"""

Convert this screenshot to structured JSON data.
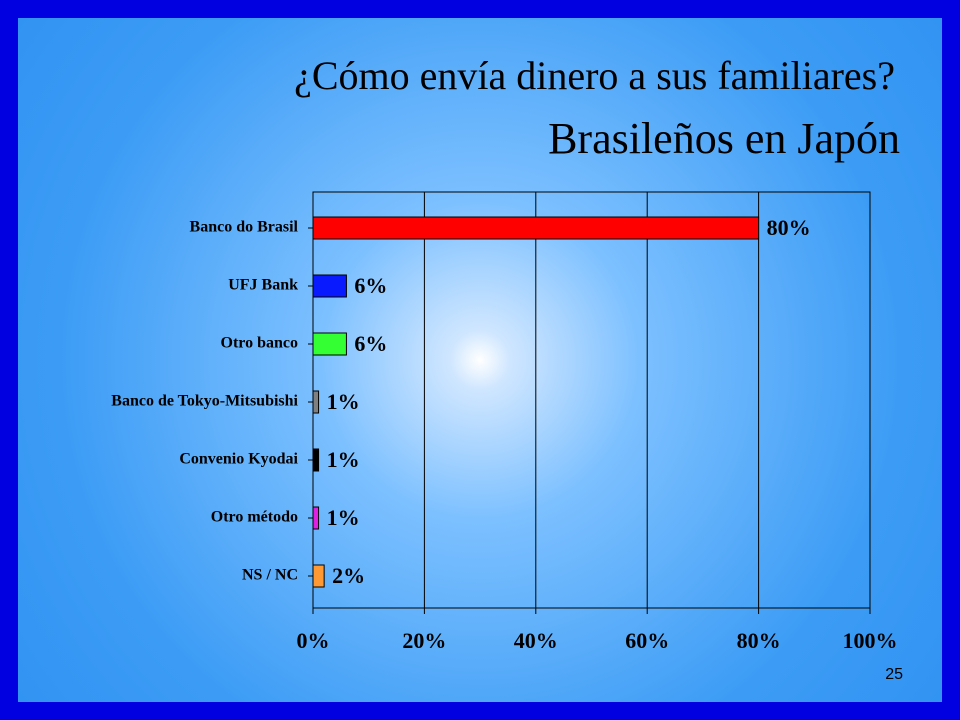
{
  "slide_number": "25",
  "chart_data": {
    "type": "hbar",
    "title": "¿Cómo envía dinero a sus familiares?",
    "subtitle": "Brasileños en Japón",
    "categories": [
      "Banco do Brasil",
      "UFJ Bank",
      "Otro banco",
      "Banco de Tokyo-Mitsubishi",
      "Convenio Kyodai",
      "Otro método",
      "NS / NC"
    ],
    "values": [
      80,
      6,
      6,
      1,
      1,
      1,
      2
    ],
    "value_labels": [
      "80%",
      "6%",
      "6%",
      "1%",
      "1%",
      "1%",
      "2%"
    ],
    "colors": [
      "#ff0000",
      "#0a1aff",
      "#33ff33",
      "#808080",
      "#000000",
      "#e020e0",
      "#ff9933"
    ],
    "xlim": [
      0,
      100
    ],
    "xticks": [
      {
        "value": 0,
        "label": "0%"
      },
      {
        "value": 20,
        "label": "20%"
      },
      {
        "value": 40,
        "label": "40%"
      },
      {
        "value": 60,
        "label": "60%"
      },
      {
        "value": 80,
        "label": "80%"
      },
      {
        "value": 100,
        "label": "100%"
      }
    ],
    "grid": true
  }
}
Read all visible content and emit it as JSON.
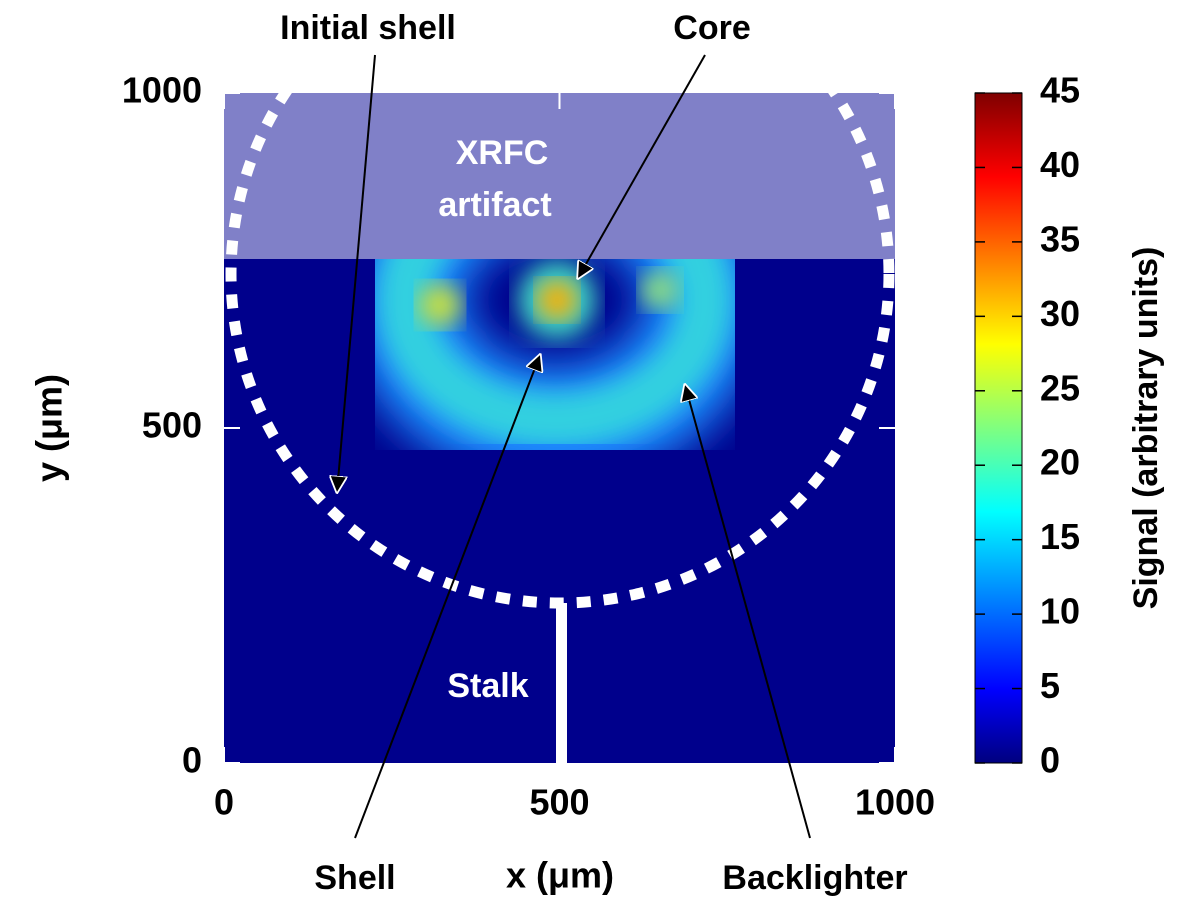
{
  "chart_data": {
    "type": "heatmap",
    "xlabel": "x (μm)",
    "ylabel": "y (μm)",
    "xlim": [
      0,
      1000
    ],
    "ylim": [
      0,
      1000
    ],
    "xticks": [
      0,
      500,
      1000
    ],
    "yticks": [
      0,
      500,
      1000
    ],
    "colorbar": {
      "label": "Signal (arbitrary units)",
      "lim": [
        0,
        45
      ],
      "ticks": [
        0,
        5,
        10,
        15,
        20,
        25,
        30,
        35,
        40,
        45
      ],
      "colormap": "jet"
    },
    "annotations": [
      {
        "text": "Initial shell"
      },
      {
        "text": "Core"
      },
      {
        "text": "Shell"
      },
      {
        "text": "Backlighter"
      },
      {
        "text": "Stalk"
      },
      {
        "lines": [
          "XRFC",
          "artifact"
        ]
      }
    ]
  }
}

"""

**WHAT IS NEEDED:** Output all of the records exactly as they appear above, but not the pictures.

**ANSWER TO THE PROBLEM:**
Convert this screenshot to structured JSON data.
{
  "slide_number": "25",
  "chart_data": {
    "type": "hbar",
    "title": "¿Cómo envía dinero a sus familiares?",
    "subtitle": "Brasileños en Japón",
    "categories": [
      "Banco do Brasil",
      "UFJ Bank",
      "Otro banco",
      "Banco de Tokyo-Mitsubishi",
      "Convenio Kyodai",
      "Otro método",
      "NS / NC"
    ],
    "values": [
      80,
      6,
      6,
      1,
      1,
      1,
      2
    ],
    "value_labels": [
      "80%",
      "6%",
      "6%",
      "1%",
      "1%",
      "1%",
      "2%"
    ],
    "colors": [
      "#ff0000",
      "#0a1aff",
      "#33ff33",
      "#808080",
      "#000000",
      "#e020e0",
      "#ff9933"
    ],
    "xlim": [
      0,
      100
    ],
    "xticks": [
      {
        "value": 0,
        "label": "0%"
      },
      {
        "value": 20,
        "label": "20%"
      },
      {
        "value": 40,
        "label": "40%"
      },
      {
        "value": 60,
        "label": "60%"
      },
      {
        "value": 80,
        "label": "80%"
      },
      {
        "value": 100,
        "label": "100%"
      }
    ],
    "grid": true
  }
}
Read all visible content and emit it as JSON.
{
  "chart_data": {
    "type": "heatmap",
    "xlabel": "x (μm)",
    "ylabel": "y (μm)",
    "xlim": [
      0,
      1000
    ],
    "ylim": [
      0,
      1000
    ],
    "xticks": [
      0,
      500,
      1000
    ],
    "yticks": [
      0,
      500,
      1000
    ],
    "colorbar": {
      "label": "Signal (arbitrary units)",
      "lim": [
        0,
        45
      ],
      "ticks": [
        0,
        5,
        10,
        15,
        20,
        25,
        30,
        35,
        40,
        45
      ],
      "colormap": "jet"
    },
    "annotations": [
      {
        "text": "Initial shell"
      },
      {
        "text": "Core"
      },
      {
        "text": "Shell"
      },
      {
        "text": "Backlighter"
      },
      {
        "text": "Stalk"
      },
      {
        "lines": [
          "XRFC",
          "artifact"
        ]
      }
    ]
  }
}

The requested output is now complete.